- WRITTEN EXERCISE
Spot every line with the word "Observations" and return it.

- DATA EXCERPTS
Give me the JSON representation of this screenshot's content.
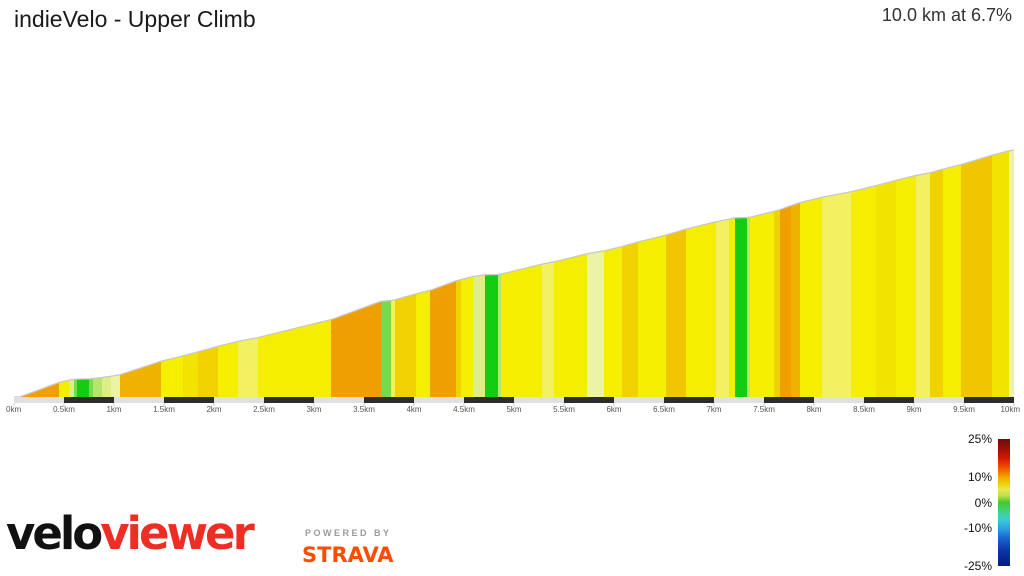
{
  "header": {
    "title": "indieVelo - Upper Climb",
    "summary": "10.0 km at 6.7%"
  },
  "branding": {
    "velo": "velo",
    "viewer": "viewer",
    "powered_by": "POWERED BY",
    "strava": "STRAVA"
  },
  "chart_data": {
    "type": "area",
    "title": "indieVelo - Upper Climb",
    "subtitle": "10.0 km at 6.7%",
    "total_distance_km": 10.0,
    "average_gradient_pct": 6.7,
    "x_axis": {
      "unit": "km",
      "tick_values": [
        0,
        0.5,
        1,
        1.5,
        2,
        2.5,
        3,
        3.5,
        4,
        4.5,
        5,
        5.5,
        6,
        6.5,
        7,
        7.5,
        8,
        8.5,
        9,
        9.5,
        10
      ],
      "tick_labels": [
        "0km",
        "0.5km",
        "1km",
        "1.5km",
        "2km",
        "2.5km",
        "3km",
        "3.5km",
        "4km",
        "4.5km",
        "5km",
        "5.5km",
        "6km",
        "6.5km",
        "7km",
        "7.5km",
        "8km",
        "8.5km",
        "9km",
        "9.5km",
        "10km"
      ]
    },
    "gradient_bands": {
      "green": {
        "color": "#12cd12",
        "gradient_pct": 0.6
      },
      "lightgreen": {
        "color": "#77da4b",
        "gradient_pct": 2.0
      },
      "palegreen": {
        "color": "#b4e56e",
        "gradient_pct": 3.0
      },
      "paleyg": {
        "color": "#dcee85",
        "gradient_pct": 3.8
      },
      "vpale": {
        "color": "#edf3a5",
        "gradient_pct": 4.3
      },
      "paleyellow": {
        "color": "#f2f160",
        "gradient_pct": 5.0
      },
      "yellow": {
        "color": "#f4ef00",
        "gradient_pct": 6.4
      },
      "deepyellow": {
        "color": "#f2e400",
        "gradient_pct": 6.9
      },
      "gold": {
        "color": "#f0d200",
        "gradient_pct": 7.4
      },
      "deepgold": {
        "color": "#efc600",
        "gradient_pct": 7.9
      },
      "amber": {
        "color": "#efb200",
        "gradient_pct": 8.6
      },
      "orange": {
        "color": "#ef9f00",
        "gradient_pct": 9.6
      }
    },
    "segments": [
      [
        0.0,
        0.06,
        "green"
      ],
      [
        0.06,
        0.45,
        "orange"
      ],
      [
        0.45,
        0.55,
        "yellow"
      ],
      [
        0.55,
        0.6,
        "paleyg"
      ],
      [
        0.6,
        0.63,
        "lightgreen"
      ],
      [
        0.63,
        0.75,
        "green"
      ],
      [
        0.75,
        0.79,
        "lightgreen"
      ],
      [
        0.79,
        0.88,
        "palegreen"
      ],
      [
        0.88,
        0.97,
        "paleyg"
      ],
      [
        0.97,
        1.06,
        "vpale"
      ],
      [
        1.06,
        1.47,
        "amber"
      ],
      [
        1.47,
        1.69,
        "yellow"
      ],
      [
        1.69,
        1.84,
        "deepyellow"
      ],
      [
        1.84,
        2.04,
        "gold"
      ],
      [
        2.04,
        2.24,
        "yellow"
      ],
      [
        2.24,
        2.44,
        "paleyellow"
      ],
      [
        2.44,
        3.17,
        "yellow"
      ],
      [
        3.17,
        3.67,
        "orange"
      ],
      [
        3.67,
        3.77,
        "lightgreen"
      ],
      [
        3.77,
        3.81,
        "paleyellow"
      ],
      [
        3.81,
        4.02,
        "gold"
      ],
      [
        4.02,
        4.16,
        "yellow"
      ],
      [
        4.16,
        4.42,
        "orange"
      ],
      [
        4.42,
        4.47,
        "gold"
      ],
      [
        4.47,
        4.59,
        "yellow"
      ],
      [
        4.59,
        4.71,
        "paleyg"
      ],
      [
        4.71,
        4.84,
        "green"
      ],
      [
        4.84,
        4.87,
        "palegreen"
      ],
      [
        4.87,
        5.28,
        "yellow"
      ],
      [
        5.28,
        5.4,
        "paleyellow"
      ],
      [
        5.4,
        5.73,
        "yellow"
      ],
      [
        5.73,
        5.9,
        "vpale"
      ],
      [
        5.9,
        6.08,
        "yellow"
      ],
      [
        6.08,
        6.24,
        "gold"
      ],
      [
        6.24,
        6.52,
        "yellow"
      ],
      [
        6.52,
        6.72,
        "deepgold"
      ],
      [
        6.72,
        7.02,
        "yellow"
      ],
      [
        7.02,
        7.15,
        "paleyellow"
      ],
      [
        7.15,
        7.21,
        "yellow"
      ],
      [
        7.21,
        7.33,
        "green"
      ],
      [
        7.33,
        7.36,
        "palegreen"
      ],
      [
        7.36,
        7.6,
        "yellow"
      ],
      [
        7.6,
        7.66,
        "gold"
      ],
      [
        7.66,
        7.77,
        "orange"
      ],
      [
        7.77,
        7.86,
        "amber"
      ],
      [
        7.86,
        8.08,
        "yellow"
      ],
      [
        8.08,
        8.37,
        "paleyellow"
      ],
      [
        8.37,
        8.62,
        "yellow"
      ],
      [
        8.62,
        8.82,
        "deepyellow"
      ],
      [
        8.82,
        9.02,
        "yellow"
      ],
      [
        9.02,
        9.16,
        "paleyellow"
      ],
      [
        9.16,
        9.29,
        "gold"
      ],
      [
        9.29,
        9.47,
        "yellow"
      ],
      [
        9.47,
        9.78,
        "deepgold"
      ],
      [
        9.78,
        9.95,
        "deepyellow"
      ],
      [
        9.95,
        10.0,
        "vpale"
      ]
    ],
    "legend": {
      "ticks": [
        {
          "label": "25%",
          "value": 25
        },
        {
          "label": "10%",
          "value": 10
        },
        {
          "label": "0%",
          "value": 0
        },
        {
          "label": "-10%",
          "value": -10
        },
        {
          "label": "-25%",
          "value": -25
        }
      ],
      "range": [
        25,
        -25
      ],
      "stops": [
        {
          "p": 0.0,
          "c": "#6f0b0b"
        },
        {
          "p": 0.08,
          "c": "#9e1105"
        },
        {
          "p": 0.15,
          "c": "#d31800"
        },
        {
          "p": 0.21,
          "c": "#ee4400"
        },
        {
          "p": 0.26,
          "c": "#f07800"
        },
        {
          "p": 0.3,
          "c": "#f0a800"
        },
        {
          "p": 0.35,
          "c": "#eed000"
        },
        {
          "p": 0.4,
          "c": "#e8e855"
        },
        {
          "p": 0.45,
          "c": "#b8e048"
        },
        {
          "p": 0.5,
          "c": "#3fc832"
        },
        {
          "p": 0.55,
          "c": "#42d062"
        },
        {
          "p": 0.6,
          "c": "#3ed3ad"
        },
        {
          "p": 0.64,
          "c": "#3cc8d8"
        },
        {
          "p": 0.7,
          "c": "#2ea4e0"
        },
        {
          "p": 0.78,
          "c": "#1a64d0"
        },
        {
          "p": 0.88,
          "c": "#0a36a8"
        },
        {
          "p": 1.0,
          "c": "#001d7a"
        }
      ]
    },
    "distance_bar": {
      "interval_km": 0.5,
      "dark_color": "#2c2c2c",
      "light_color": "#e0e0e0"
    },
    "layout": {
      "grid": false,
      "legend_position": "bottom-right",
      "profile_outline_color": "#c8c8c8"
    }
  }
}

--

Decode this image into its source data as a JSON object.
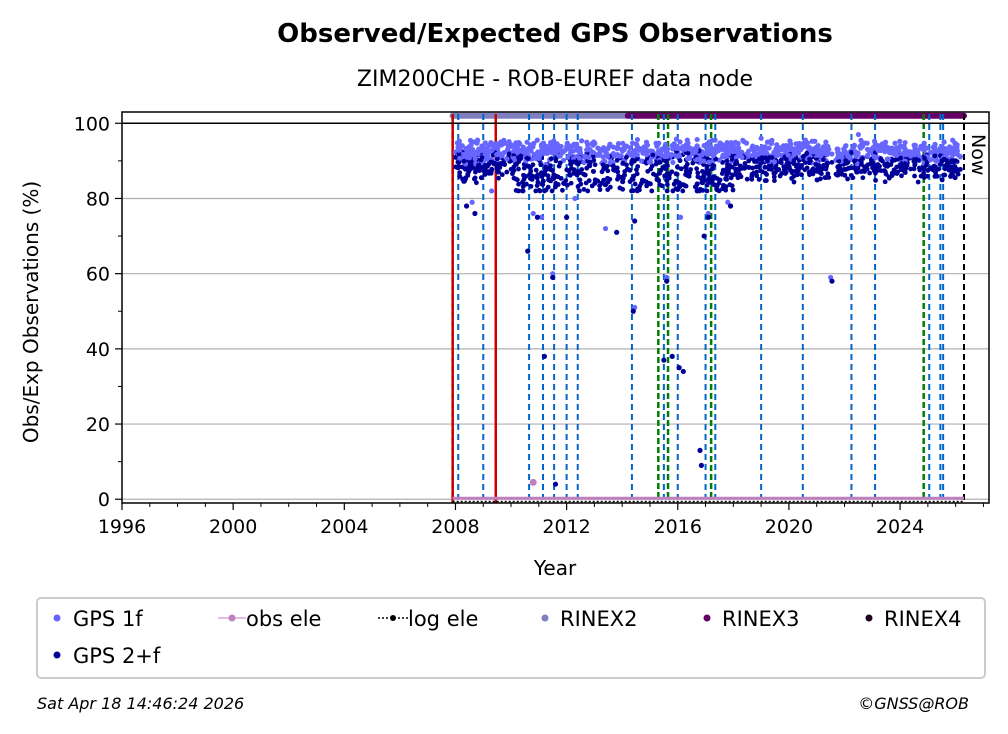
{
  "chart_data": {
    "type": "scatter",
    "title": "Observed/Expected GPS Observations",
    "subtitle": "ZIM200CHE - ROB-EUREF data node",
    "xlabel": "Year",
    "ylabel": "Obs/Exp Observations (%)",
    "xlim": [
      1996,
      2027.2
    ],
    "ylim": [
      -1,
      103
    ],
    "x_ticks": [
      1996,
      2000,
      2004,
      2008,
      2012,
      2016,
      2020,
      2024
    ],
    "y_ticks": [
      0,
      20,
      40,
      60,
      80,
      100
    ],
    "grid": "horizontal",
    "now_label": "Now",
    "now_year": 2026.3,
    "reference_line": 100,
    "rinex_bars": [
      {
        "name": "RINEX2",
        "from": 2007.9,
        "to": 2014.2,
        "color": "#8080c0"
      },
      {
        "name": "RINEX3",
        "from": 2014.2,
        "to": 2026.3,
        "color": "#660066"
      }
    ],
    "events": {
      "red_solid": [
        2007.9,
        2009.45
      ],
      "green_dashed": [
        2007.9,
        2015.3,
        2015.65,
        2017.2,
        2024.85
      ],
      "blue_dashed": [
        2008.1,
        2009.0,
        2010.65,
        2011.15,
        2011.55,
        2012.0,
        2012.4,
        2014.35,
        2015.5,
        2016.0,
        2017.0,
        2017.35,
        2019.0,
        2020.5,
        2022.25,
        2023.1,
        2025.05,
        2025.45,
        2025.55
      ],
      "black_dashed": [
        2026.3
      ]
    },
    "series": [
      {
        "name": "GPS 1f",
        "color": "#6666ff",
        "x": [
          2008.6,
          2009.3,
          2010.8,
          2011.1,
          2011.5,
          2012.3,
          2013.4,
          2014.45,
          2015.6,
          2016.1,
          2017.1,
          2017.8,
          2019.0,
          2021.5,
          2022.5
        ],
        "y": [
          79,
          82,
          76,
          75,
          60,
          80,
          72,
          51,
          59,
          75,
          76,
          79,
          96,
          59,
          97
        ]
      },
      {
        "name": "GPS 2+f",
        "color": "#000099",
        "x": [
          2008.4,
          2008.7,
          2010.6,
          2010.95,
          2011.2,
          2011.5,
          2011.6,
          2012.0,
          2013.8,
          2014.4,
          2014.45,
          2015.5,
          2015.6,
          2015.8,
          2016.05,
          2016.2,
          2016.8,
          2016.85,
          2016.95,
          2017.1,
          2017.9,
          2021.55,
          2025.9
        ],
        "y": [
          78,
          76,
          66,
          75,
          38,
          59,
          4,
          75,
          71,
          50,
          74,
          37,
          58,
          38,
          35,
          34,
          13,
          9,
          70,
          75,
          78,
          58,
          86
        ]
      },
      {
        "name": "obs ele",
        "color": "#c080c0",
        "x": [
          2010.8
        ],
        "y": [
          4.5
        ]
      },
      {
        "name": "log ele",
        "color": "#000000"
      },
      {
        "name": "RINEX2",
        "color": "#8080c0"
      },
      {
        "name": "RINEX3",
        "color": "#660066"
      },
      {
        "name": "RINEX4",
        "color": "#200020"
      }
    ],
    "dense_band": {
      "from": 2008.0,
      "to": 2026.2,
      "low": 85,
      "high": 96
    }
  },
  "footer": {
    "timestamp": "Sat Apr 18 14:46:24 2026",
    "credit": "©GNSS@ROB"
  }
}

- ANSWER TO THE PROBLEM
    "title": "Observed/Expected GPS Observations",
    "ylabel": "Obs/Exp Observations (%)",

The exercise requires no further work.